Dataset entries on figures
[start]
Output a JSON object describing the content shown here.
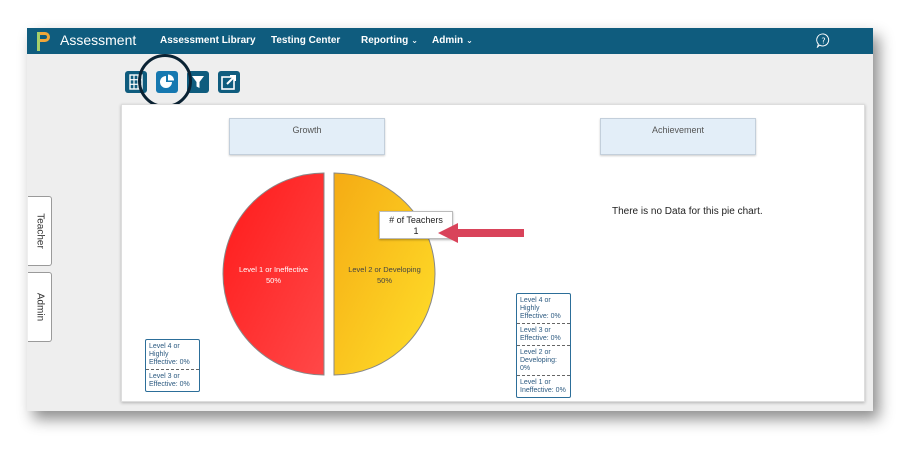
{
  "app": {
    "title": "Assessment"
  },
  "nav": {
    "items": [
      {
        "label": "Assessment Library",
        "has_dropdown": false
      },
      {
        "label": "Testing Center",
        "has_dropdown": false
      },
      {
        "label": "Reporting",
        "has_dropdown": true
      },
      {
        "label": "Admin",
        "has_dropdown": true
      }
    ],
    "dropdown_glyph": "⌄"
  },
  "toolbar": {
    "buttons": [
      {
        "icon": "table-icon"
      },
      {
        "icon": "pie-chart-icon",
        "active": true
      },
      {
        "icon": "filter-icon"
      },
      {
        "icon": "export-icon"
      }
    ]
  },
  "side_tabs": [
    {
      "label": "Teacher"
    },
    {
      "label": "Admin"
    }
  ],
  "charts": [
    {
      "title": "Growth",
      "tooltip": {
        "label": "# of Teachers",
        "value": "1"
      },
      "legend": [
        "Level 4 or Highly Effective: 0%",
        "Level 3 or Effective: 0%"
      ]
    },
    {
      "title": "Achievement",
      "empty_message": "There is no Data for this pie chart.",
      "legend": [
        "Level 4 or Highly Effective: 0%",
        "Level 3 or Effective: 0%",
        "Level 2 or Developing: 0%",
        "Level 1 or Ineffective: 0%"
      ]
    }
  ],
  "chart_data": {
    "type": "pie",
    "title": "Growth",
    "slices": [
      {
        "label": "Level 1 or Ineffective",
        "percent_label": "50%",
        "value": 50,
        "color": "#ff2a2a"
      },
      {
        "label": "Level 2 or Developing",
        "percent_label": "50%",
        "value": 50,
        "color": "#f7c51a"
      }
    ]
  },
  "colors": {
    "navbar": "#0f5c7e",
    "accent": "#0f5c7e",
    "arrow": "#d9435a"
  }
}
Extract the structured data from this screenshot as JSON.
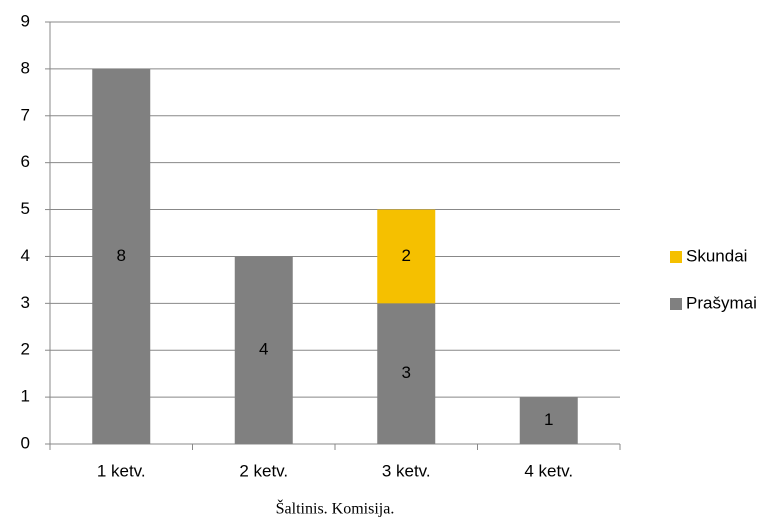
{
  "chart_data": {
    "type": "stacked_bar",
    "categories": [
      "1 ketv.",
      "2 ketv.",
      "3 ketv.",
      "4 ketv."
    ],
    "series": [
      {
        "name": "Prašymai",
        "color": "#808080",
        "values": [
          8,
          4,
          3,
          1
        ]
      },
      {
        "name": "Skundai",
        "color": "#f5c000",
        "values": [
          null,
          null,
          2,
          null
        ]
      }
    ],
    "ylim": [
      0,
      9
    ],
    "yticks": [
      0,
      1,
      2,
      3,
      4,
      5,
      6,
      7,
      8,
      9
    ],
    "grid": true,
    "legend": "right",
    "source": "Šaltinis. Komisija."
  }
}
[end]
AIM OF THE TASK:
All of the lines above should be retyped precisely, apart from the pictures.

FINISHED TASK:
Output a JSON object describing the content shown here.
{
  "app": {
    "title": "Assessment"
  },
  "nav": {
    "items": [
      {
        "label": "Assessment Library",
        "has_dropdown": false
      },
      {
        "label": "Testing Center",
        "has_dropdown": false
      },
      {
        "label": "Reporting",
        "has_dropdown": true
      },
      {
        "label": "Admin",
        "has_dropdown": true
      }
    ],
    "dropdown_glyph": "⌄"
  },
  "toolbar": {
    "buttons": [
      {
        "icon": "table-icon"
      },
      {
        "icon": "pie-chart-icon",
        "active": true
      },
      {
        "icon": "filter-icon"
      },
      {
        "icon": "export-icon"
      }
    ]
  },
  "side_tabs": [
    {
      "label": "Teacher"
    },
    {
      "label": "Admin"
    }
  ],
  "charts": [
    {
      "title": "Growth",
      "tooltip": {
        "label": "# of Teachers",
        "value": "1"
      },
      "legend": [
        "Level 4 or Highly Effective: 0%",
        "Level 3 or Effective: 0%"
      ]
    },
    {
      "title": "Achievement",
      "empty_message": "There is no Data for this pie chart.",
      "legend": [
        "Level 4 or Highly Effective: 0%",
        "Level 3 or Effective: 0%",
        "Level 2 or Developing: 0%",
        "Level 1 or Ineffective: 0%"
      ]
    }
  ],
  "chart_data": {
    "type": "pie",
    "title": "Growth",
    "slices": [
      {
        "label": "Level 1 or Ineffective",
        "percent_label": "50%",
        "value": 50,
        "color": "#ff2a2a"
      },
      {
        "label": "Level 2 or Developing",
        "percent_label": "50%",
        "value": 50,
        "color": "#f7c51a"
      }
    ]
  },
  "colors": {
    "navbar": "#0f5c7e",
    "accent": "#0f5c7e",
    "arrow": "#d9435a"
  }
}
Extract the structured data from this screenshot as JSON.
{
  "chart_data": {
    "type": "stacked_bar",
    "categories": [
      "1 ketv.",
      "2 ketv.",
      "3 ketv.",
      "4 ketv."
    ],
    "series": [
      {
        "name": "Prašymai",
        "color": "#808080",
        "values": [
          8,
          4,
          3,
          1
        ]
      },
      {
        "name": "Skundai",
        "color": "#f5c000",
        "values": [
          null,
          null,
          2,
          null
        ]
      }
    ],
    "ylim": [
      0,
      9
    ],
    "yticks": [
      0,
      1,
      2,
      3,
      4,
      5,
      6,
      7,
      8,
      9
    ],
    "grid": true,
    "legend": "right",
    "source": "Šaltinis. Komisija."
  }
}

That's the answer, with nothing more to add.